■ Aim of the exercise ■
Go through the material below and copy each line where the word "icon" appears.

::::

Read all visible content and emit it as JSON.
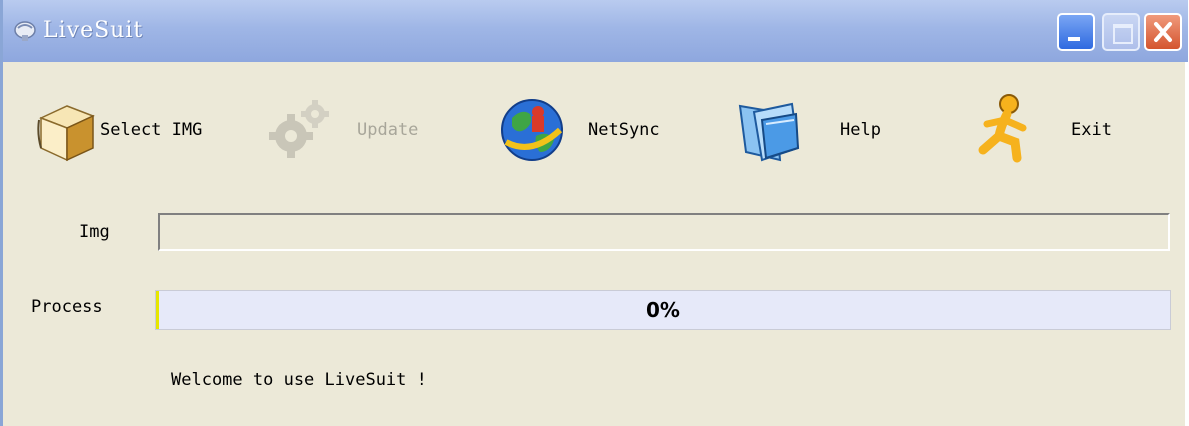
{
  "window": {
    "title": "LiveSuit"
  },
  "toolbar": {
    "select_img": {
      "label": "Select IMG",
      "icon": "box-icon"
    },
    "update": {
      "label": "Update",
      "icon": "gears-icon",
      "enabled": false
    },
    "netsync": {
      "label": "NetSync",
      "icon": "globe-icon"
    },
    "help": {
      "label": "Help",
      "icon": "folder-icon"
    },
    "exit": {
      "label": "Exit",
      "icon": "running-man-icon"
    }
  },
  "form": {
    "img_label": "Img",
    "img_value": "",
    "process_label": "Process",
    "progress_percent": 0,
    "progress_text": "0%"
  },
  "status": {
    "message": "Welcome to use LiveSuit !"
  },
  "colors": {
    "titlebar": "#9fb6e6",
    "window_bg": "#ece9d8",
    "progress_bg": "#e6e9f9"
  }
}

::::

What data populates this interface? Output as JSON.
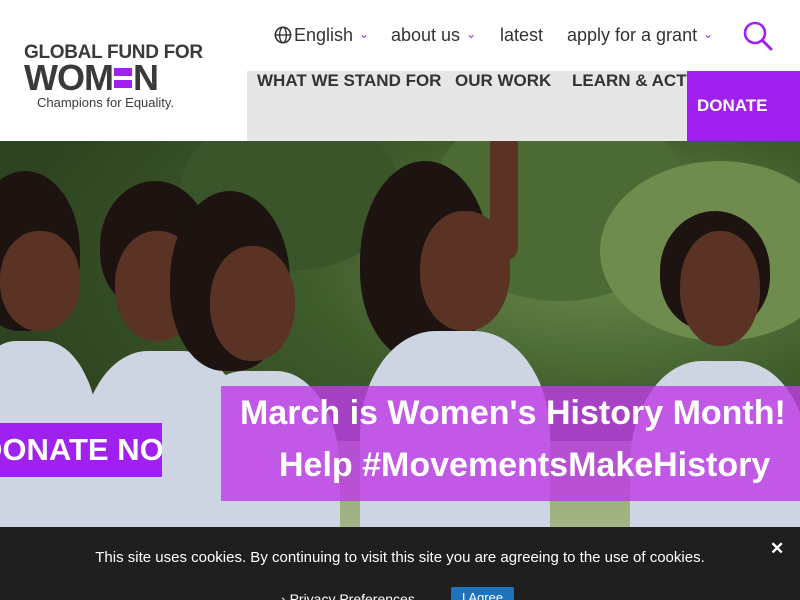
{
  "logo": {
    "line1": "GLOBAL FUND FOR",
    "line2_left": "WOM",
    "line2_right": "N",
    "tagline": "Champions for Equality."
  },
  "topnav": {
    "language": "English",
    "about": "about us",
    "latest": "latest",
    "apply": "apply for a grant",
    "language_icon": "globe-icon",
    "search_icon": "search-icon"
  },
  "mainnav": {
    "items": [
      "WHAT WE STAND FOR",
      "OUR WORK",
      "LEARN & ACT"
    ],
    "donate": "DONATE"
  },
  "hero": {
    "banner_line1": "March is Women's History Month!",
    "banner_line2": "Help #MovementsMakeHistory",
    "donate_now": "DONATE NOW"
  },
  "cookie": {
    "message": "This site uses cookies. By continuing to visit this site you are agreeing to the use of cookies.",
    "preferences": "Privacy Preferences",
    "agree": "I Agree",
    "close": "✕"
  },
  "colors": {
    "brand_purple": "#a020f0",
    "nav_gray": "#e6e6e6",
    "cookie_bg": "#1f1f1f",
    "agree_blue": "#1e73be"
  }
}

::::

■ Response ■
      "icon": "box-icon"
      "icon": "gears-icon",
      "icon": "globe-icon"
      "icon": "folder-icon"
      "icon": "running-man-icon"
    "language_icon": "globe-icon",
    "search_icon": "search-icon"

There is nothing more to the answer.